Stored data
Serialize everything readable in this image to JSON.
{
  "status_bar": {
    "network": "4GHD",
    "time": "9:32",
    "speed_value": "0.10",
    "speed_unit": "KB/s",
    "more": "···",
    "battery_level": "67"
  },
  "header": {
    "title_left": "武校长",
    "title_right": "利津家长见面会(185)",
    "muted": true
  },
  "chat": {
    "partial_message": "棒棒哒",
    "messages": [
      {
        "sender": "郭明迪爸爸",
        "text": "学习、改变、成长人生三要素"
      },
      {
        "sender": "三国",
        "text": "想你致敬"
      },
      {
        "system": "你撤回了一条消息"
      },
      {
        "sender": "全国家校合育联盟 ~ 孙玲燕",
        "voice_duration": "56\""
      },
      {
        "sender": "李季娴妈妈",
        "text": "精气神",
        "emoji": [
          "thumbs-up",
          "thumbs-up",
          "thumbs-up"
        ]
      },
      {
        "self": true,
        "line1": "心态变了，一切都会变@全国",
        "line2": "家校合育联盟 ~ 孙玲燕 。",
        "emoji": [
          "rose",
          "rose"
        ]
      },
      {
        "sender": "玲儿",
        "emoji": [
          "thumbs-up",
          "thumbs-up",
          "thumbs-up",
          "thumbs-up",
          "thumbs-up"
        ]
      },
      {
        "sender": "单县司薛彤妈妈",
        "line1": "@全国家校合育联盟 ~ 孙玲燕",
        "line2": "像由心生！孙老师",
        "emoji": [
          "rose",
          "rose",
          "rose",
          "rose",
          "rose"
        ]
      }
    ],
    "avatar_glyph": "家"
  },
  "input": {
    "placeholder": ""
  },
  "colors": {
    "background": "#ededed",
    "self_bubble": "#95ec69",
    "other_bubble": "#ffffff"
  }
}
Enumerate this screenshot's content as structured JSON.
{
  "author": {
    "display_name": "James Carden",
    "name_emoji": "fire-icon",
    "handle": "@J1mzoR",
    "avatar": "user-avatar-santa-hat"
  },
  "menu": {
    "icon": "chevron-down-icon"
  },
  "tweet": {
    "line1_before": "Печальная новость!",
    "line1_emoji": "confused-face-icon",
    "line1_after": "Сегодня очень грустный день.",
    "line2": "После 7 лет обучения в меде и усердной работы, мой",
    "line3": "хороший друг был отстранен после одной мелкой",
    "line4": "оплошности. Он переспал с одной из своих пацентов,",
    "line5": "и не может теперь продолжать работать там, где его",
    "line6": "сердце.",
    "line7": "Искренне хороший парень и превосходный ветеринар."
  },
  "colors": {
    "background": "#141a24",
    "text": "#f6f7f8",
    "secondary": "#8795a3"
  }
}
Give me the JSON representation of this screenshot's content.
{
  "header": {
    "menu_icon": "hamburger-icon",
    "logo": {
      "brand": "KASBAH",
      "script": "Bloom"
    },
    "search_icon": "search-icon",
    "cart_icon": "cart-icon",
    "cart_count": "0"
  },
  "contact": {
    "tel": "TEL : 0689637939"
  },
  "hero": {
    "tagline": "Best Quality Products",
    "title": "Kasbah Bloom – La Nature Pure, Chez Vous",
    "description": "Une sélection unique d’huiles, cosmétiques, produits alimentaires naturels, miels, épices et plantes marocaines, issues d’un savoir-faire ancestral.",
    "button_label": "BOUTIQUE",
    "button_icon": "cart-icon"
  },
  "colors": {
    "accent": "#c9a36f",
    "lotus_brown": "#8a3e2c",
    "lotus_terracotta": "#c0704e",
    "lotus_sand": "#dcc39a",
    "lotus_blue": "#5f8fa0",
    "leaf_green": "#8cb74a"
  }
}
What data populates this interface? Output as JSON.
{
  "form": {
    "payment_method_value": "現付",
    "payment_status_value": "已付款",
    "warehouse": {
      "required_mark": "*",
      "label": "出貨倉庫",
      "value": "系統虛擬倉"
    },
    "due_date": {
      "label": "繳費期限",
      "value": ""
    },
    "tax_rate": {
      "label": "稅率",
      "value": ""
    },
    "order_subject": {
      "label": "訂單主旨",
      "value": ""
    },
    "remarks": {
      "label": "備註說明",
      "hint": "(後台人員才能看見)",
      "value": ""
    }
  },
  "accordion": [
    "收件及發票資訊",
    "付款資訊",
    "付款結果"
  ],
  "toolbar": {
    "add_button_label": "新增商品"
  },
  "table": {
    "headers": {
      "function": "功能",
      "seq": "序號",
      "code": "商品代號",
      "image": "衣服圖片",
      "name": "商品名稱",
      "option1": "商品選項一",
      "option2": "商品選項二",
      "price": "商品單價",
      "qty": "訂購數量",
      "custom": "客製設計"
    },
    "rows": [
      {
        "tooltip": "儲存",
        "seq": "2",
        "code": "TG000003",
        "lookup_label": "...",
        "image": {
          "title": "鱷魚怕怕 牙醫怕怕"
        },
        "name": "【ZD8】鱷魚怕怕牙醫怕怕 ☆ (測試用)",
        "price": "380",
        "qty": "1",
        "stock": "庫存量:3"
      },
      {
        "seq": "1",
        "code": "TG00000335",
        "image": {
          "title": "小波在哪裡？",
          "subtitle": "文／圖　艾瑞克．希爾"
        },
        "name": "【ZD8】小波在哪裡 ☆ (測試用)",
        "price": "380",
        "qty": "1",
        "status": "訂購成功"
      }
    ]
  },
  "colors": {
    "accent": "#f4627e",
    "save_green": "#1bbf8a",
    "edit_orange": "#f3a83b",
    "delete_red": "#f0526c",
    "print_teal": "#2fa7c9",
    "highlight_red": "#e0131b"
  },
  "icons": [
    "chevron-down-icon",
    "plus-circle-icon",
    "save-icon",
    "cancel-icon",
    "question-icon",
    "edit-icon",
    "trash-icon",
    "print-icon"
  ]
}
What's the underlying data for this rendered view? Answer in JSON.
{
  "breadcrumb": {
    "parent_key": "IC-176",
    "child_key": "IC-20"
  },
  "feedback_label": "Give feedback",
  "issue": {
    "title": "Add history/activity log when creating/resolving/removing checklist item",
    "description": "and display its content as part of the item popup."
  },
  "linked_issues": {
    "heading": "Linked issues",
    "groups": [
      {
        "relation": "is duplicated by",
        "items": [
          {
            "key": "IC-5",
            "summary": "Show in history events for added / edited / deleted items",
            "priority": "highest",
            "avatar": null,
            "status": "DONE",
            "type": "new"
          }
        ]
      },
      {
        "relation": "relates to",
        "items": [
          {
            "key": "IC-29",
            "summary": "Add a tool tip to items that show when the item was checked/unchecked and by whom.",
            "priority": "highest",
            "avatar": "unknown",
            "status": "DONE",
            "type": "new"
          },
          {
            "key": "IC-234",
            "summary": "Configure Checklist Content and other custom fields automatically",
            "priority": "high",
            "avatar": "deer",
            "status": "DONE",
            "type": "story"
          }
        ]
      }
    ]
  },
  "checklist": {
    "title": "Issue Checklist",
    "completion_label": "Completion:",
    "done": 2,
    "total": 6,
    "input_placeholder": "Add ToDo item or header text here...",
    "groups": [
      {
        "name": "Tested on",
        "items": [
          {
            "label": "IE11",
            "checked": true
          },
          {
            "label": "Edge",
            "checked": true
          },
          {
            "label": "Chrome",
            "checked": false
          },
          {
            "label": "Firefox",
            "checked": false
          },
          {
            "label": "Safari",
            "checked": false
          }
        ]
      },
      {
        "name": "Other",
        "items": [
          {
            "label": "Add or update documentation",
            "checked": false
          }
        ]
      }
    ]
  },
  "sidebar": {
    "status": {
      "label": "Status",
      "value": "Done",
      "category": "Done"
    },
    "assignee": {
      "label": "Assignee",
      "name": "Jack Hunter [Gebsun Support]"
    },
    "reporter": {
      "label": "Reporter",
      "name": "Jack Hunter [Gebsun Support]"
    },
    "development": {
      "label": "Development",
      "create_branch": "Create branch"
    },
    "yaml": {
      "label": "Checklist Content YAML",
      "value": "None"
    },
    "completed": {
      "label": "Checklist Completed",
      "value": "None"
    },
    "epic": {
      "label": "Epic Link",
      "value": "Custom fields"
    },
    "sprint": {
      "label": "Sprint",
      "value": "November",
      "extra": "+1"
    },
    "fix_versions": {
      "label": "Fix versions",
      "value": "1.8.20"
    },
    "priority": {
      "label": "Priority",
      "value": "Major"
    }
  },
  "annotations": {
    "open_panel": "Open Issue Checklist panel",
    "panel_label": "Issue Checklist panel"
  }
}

Task to carry out:
From the listing above, collect each line in which the string "chevron" appears.

Exercise answer:
    "icon": "chevron-down-icon"
    "chevron-down-icon",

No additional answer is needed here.